Output an exact reproduction of the data.

--

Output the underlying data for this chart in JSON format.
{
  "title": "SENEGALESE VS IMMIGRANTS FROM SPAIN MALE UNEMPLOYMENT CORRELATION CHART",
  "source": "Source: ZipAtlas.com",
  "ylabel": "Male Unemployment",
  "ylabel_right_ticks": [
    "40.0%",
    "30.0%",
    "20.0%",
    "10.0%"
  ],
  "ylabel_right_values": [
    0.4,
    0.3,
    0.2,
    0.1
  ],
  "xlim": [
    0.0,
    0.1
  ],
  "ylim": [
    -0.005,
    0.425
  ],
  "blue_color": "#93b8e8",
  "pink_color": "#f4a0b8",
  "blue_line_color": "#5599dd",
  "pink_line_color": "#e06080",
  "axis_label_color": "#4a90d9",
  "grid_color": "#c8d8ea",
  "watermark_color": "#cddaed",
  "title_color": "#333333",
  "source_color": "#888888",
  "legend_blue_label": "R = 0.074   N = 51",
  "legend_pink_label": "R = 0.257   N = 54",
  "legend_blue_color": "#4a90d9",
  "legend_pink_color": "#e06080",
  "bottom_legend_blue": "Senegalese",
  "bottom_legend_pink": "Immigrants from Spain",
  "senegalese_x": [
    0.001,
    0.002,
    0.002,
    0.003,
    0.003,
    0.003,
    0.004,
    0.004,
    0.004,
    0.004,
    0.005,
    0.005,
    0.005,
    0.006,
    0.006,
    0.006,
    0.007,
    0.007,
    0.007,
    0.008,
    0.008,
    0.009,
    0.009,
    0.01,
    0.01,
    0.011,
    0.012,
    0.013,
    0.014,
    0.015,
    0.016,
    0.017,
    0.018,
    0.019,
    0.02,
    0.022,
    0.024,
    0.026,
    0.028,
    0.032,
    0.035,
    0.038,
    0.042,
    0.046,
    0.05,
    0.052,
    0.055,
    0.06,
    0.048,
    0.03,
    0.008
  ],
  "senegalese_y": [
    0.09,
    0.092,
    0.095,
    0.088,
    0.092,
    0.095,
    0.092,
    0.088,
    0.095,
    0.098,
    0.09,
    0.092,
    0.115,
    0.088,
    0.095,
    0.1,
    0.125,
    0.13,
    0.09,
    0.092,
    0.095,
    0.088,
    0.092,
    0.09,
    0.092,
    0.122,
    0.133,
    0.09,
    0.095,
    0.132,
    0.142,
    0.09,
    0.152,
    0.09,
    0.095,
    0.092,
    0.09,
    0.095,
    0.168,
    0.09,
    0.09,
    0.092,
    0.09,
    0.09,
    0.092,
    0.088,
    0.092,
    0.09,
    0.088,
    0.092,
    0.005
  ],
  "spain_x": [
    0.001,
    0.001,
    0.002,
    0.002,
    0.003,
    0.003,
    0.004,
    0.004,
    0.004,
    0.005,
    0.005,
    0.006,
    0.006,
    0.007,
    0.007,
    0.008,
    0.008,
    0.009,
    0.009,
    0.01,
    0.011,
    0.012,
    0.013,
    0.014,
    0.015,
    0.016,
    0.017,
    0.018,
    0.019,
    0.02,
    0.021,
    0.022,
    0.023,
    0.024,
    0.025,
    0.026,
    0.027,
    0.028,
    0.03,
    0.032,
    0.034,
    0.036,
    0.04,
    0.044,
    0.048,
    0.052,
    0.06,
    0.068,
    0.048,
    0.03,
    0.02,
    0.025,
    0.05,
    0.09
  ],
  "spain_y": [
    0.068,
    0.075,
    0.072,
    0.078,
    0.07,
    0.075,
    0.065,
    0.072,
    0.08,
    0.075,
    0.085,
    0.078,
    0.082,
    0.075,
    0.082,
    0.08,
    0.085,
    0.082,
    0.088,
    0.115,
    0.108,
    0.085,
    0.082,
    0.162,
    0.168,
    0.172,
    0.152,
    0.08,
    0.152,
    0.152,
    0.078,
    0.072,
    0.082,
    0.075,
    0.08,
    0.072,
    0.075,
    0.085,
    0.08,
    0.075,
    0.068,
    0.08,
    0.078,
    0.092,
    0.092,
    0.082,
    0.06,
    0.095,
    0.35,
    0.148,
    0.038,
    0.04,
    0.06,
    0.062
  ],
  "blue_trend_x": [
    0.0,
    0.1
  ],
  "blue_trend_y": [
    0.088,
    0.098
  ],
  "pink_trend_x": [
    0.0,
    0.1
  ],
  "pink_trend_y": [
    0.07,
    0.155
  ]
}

--

Output —
Output the underlying data for this chart in JSON format.
{
  "title": "SENEGALESE VS IMMIGRANTS FROM SPAIN MALE UNEMPLOYMENT CORRELATION CHART",
  "source": "Source: ZipAtlas.com",
  "ylabel": "Male Unemployment",
  "ylabel_right_ticks": [
    "40.0%",
    "30.0%",
    "20.0%",
    "10.0%"
  ],
  "ylabel_right_values": [
    0.4,
    0.3,
    0.2,
    0.1
  ],
  "xlim": [
    0.0,
    0.1
  ],
  "ylim": [
    -0.005,
    0.425
  ],
  "blue_color": "#93b8e8",
  "pink_color": "#f4a0b8",
  "blue_line_color": "#5599dd",
  "pink_line_color": "#e06080",
  "axis_label_color": "#4a90d9",
  "grid_color": "#c8d8ea",
  "watermark_color": "#cddaed",
  "title_color": "#333333",
  "source_color": "#888888",
  "legend_blue_label": "R = 0.074   N = 51",
  "legend_pink_label": "R = 0.257   N = 54",
  "legend_blue_color": "#4a90d9",
  "legend_pink_color": "#e06080",
  "bottom_legend_blue": "Senegalese",
  "bottom_legend_pink": "Immigrants from Spain",
  "senegalese_x": [
    0.001,
    0.002,
    0.002,
    0.003,
    0.003,
    0.003,
    0.004,
    0.004,
    0.004,
    0.004,
    0.005,
    0.005,
    0.005,
    0.006,
    0.006,
    0.006,
    0.007,
    0.007,
    0.007,
    0.008,
    0.008,
    0.009,
    0.009,
    0.01,
    0.01,
    0.011,
    0.012,
    0.013,
    0.014,
    0.015,
    0.016,
    0.017,
    0.018,
    0.019,
    0.02,
    0.022,
    0.024,
    0.026,
    0.028,
    0.032,
    0.035,
    0.038,
    0.042,
    0.046,
    0.05,
    0.052,
    0.055,
    0.06,
    0.048,
    0.03,
    0.008
  ],
  "senegalese_y": [
    0.09,
    0.092,
    0.095,
    0.088,
    0.092,
    0.095,
    0.092,
    0.088,
    0.095,
    0.098,
    0.09,
    0.092,
    0.115,
    0.088,
    0.095,
    0.1,
    0.125,
    0.13,
    0.09,
    0.092,
    0.095,
    0.088,
    0.092,
    0.09,
    0.092,
    0.122,
    0.133,
    0.09,
    0.095,
    0.132,
    0.142,
    0.09,
    0.152,
    0.09,
    0.095,
    0.092,
    0.09,
    0.095,
    0.168,
    0.09,
    0.09,
    0.092,
    0.09,
    0.09,
    0.092,
    0.088,
    0.092,
    0.09,
    0.088,
    0.092,
    0.005
  ],
  "spain_x": [
    0.001,
    0.001,
    0.002,
    0.002,
    0.003,
    0.003,
    0.004,
    0.004,
    0.004,
    0.005,
    0.005,
    0.006,
    0.006,
    0.007,
    0.007,
    0.008,
    0.008,
    0.009,
    0.009,
    0.01,
    0.011,
    0.012,
    0.013,
    0.014,
    0.015,
    0.016,
    0.017,
    0.018,
    0.019,
    0.02,
    0.021,
    0.022,
    0.023,
    0.024,
    0.025,
    0.026,
    0.027,
    0.028,
    0.03,
    0.032,
    0.034,
    0.036,
    0.04,
    0.044,
    0.048,
    0.052,
    0.06,
    0.068,
    0.048,
    0.03,
    0.02,
    0.025,
    0.05,
    0.09
  ],
  "spain_y": [
    0.068,
    0.075,
    0.072,
    0.078,
    0.07,
    0.075,
    0.065,
    0.072,
    0.08,
    0.075,
    0.085,
    0.078,
    0.082,
    0.075,
    0.082,
    0.08,
    0.085,
    0.082,
    0.088,
    0.115,
    0.108,
    0.085,
    0.082,
    0.162,
    0.168,
    0.172,
    0.152,
    0.08,
    0.152,
    0.152,
    0.078,
    0.072,
    0.082,
    0.075,
    0.08,
    0.072,
    0.075,
    0.085,
    0.08,
    0.075,
    0.068,
    0.08,
    0.078,
    0.092,
    0.092,
    0.082,
    0.06,
    0.095,
    0.35,
    0.148,
    0.038,
    0.04,
    0.06,
    0.062
  ],
  "blue_trend_x": [
    0.0,
    0.1
  ],
  "blue_trend_y": [
    0.088,
    0.098
  ],
  "pink_trend_x": [
    0.0,
    0.1
  ],
  "pink_trend_y": [
    0.07,
    0.155
  ]
}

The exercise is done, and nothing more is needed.